## Document segment
=-=-=-=-=
# First planted tank. Wondering if you guys got any suggestions.



## bbqbetta (Aug 19, 2012)

My first planted tank. Using substrate is flora designed to keep ph at around 6.5 to 7. I have glosso and hairgrass infront. 
I dose co2 by excel (1 line everyday before lights on) they stay on for about 8 to 10 hours depending on wether I can switch it off or not. Also I dose a line of flourish liquid fertilizer so far no algae.
I use 13w fluval light on this 2 gallon spec. 

Do you guys think I need additional co2? I'm worried that ph will fluctuate too much if I add more co2. Tanks been up since dec 13. Also, would mexican dwarft lobsters do okay with these plants or will they mow down plants? Suggestions n tips welcome. Thanks


Sent from my SAMSUNG-SGH-I317 using Tapatalk 2


----------



## CRS Fan (Apr 21, 2010)

Tank looks good for a first-timer. I would definitely get a small cheap timer and put your tank on a 7-8 hour photoperiod (hardware stores will cary them). I would also add some more fast growing plants (like Hygrophila polysperma, Rotala rotundifolia, or something similar). Your may experience an algae bloom if you don't cut down the photoperiod and add some quick growing plants soon.

JMHO !

Stuart


----------
=-=-=-=-=
## Written request A
Decide whether each statement agrees with the planted-tank thread, answering yes or no and quoting the words that settle it: (i) The tank holds 2 gallons. (ii) The poster doses Excel twice a day. (iii) The reply recommends a photoperiod of 10 to 12 hours.
## Written request B
Reproduce the planted-tank thread from the words "# First planted" up to and including the words "2 gallon spec.".
The lines after this point have no connection to the planted-tank thread.

## Supplied material
=-=-=-=-=
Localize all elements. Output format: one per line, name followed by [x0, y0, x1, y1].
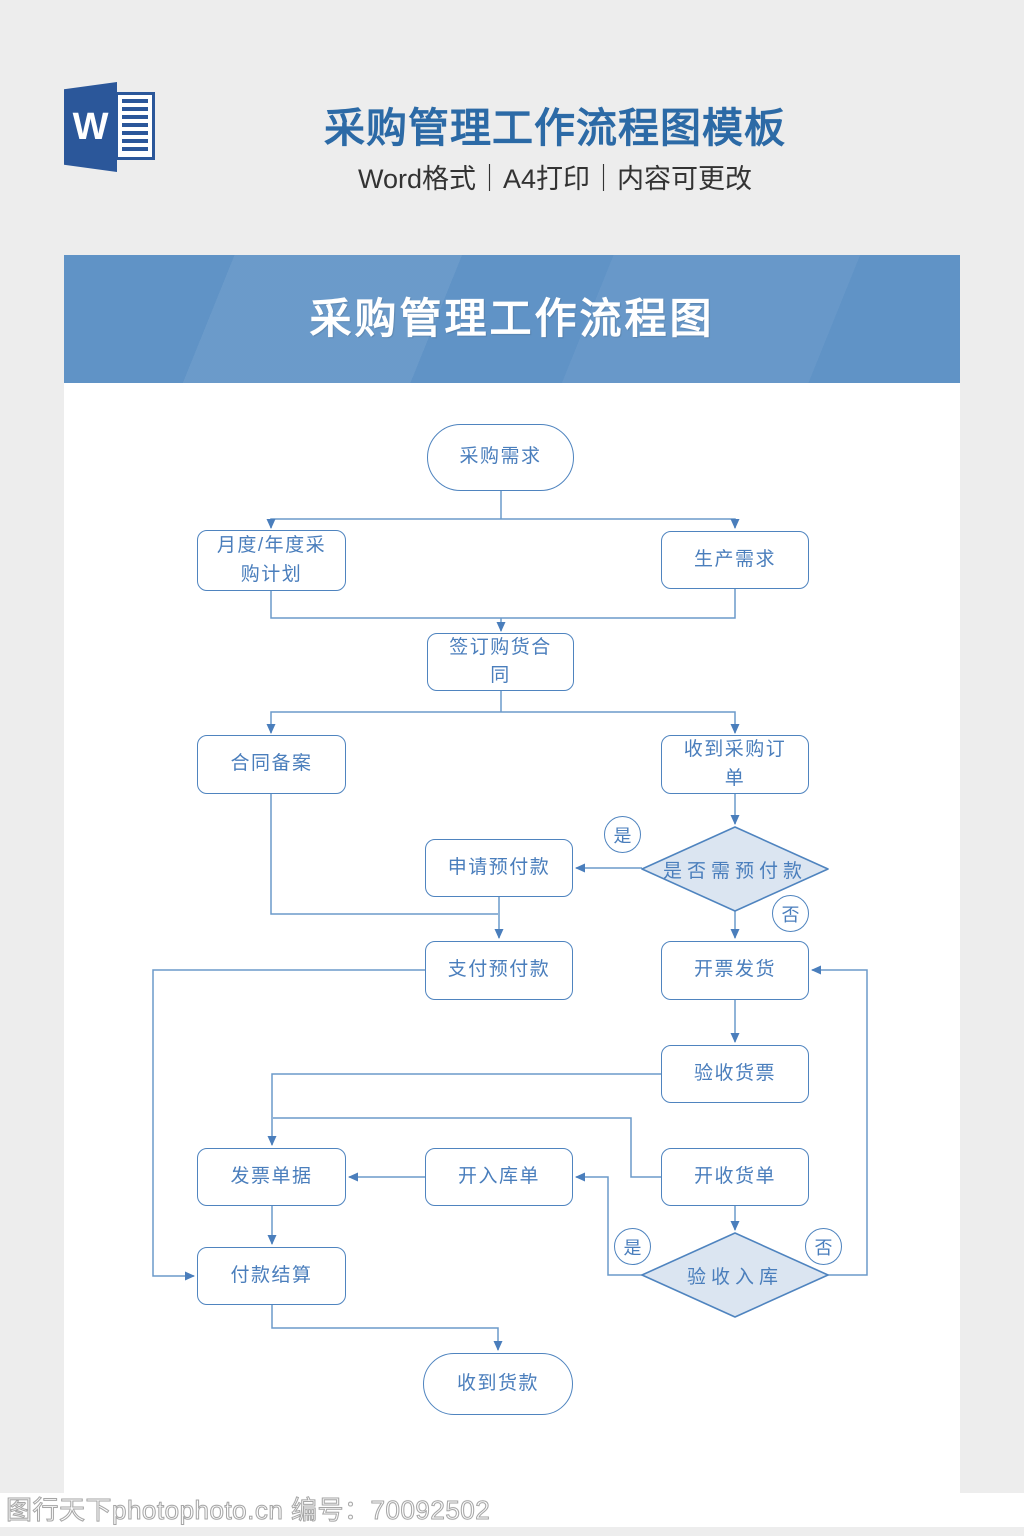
=-=-=-=-=
## Task solution A
(i) Yes: "I use 13w fluval light on this 2 gallon spec."
(ii) No: "1 line everyday before lights on"
(iii) No: "put your tank on a 7-8 hour photoperiod"

## Task solution B
# First planted tank. Wondering if you guys got any suggestions.



## bbqbetta (Aug 19, 2012)

My first planted tank. Using substrate is flora designed to keep ph at around 6.5 to 7. I have glosso and hairgrass infront. 
I dose co2 by excel (1 line everyday before lights on) they stay on for about 8 to 10 hours depending on wether I can switch it off or not. Also I dose a line of flourish liquid fertilizer so far no algae.
I use 13w fluval light on this 2 gallon spec.